[Items from a dataset]
[BEGIN]

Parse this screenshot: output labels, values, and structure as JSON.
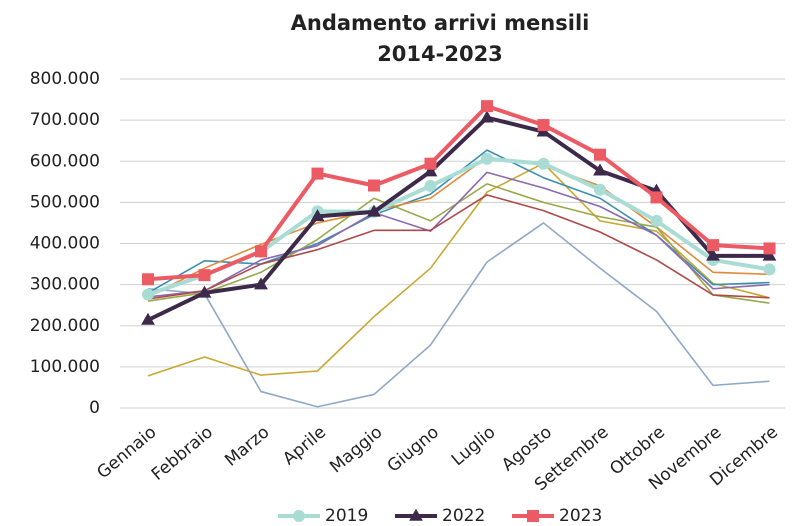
{
  "chart_data": {
    "type": "line",
    "title": [
      "Andamento arrivi mensili",
      "2014-2023"
    ],
    "categories": [
      "Gennaio",
      "Febbraio",
      "Marzo",
      "Aprile",
      "Maggio",
      "Giugno",
      "Luglio",
      "Agosto",
      "Settembre",
      "Ottobre",
      "Novembre",
      "Dicembre"
    ],
    "series": [
      {
        "color": "#8fa8c8",
        "values": [
          290000,
          278000,
          40000,
          3000,
          33000,
          153000,
          355000,
          450000,
          340000,
          235000,
          55000,
          65000
        ]
      },
      {
        "color": "#c8a832",
        "values": [
          78000,
          124000,
          80000,
          90000,
          222000,
          340000,
          525000,
          595000,
          455000,
          430000,
          303000,
          268000
        ]
      },
      {
        "color": "#3a8fb0",
        "values": [
          280000,
          358000,
          350000,
          400000,
          470000,
          520000,
          627000,
          560000,
          510000,
          420000,
          300000,
          305000
        ]
      },
      {
        "color": "#e08a3a",
        "values": [
          270000,
          340000,
          398000,
          450000,
          480000,
          510000,
          610000,
          590000,
          540000,
          440000,
          330000,
          325000
        ]
      },
      {
        "color": "#9aa84a",
        "values": [
          260000,
          280000,
          330000,
          410000,
          510000,
          455000,
          545000,
          500000,
          465000,
          440000,
          275000,
          255000
        ]
      },
      {
        "color": "#8a6ab0",
        "values": [
          270000,
          285000,
          360000,
          395000,
          475000,
          430000,
          573000,
          535000,
          490000,
          420000,
          290000,
          300000
        ]
      },
      {
        "color": "#b04a4a",
        "values": [
          265000,
          285000,
          350000,
          385000,
          432000,
          432000,
          518000,
          480000,
          428000,
          360000,
          275000,
          268000
        ]
      },
      {
        "name": "2019",
        "color": "#a8dcd4",
        "marker": "circle",
        "values": [
          276000,
          323000,
          380000,
          478000,
          477000,
          540000,
          606000,
          594000,
          531000,
          455000,
          360000,
          337000
        ]
      },
      {
        "name": "2022",
        "color": "#3d2a4a",
        "marker": "triangle",
        "values": [
          214000,
          280000,
          300000,
          466000,
          477000,
          575000,
          706000,
          672000,
          577000,
          528000,
          370000,
          370000
        ]
      },
      {
        "name": "2023",
        "color": "#ec5a64",
        "marker": "square",
        "values": [
          313000,
          323000,
          381000,
          570000,
          541000,
          594000,
          734000,
          688000,
          616000,
          512000,
          396000,
          388000
        ]
      }
    ],
    "ylim": [
      0,
      800000
    ],
    "yticks": [
      0,
      {
        "value": 100000,
        "label": "100.000"
      },
      {
        "value": 200000,
        "label": "200.000"
      },
      {
        "value": 300000,
        "label": "300.000"
      },
      {
        "value": 400000,
        "label": "400.000"
      },
      {
        "value": 500000,
        "label": "500.000"
      },
      {
        "value": 600000,
        "label": "600.000"
      },
      {
        "value": 700000,
        "label": "700.000"
      },
      {
        "value": 800000,
        "label": "800.000"
      }
    ],
    "grid": true,
    "legend": "bottom"
  }
}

[END]

PROBLEM →
Return the listing above in full and without alteration, excluding its pictures.

ANSWER BELOW →
Parse this screenshot: output labels, values, and structure as JSON.
{
  "chart_data": {
    "type": "line",
    "title": [
      "Andamento arrivi mensili",
      "2014-2023"
    ],
    "categories": [
      "Gennaio",
      "Febbraio",
      "Marzo",
      "Aprile",
      "Maggio",
      "Giugno",
      "Luglio",
      "Agosto",
      "Settembre",
      "Ottobre",
      "Novembre",
      "Dicembre"
    ],
    "series": [
      {
        "color": "#8fa8c8",
        "values": [
          290000,
          278000,
          40000,
          3000,
          33000,
          153000,
          355000,
          450000,
          340000,
          235000,
          55000,
          65000
        ]
      },
      {
        "color": "#c8a832",
        "values": [
          78000,
          124000,
          80000,
          90000,
          222000,
          340000,
          525000,
          595000,
          455000,
          430000,
          303000,
          268000
        ]
      },
      {
        "color": "#3a8fb0",
        "values": [
          280000,
          358000,
          350000,
          400000,
          470000,
          520000,
          627000,
          560000,
          510000,
          420000,
          300000,
          305000
        ]
      },
      {
        "color": "#e08a3a",
        "values": [
          270000,
          340000,
          398000,
          450000,
          480000,
          510000,
          610000,
          590000,
          540000,
          440000,
          330000,
          325000
        ]
      },
      {
        "color": "#9aa84a",
        "values": [
          260000,
          280000,
          330000,
          410000,
          510000,
          455000,
          545000,
          500000,
          465000,
          440000,
          275000,
          255000
        ]
      },
      {
        "color": "#8a6ab0",
        "values": [
          270000,
          285000,
          360000,
          395000,
          475000,
          430000,
          573000,
          535000,
          490000,
          420000,
          290000,
          300000
        ]
      },
      {
        "color": "#b04a4a",
        "values": [
          265000,
          285000,
          350000,
          385000,
          432000,
          432000,
          518000,
          480000,
          428000,
          360000,
          275000,
          268000
        ]
      },
      {
        "name": "2019",
        "color": "#a8dcd4",
        "marker": "circle",
        "values": [
          276000,
          323000,
          380000,
          478000,
          477000,
          540000,
          606000,
          594000,
          531000,
          455000,
          360000,
          337000
        ]
      },
      {
        "name": "2022",
        "color": "#3d2a4a",
        "marker": "triangle",
        "values": [
          214000,
          280000,
          300000,
          466000,
          477000,
          575000,
          706000,
          672000,
          577000,
          528000,
          370000,
          370000
        ]
      },
      {
        "name": "2023",
        "color": "#ec5a64",
        "marker": "square",
        "values": [
          313000,
          323000,
          381000,
          570000,
          541000,
          594000,
          734000,
          688000,
          616000,
          512000,
          396000,
          388000
        ]
      }
    ],
    "ylim": [
      0,
      800000
    ],
    "yticks": [
      0,
      {
        "value": 100000,
        "label": "100.000"
      },
      {
        "value": 200000,
        "label": "200.000"
      },
      {
        "value": 300000,
        "label": "300.000"
      },
      {
        "value": 400000,
        "label": "400.000"
      },
      {
        "value": 500000,
        "label": "500.000"
      },
      {
        "value": 600000,
        "label": "600.000"
      },
      {
        "value": 700000,
        "label": "700.000"
      },
      {
        "value": 800000,
        "label": "800.000"
      }
    ],
    "grid": true,
    "legend": "bottom"
  }
}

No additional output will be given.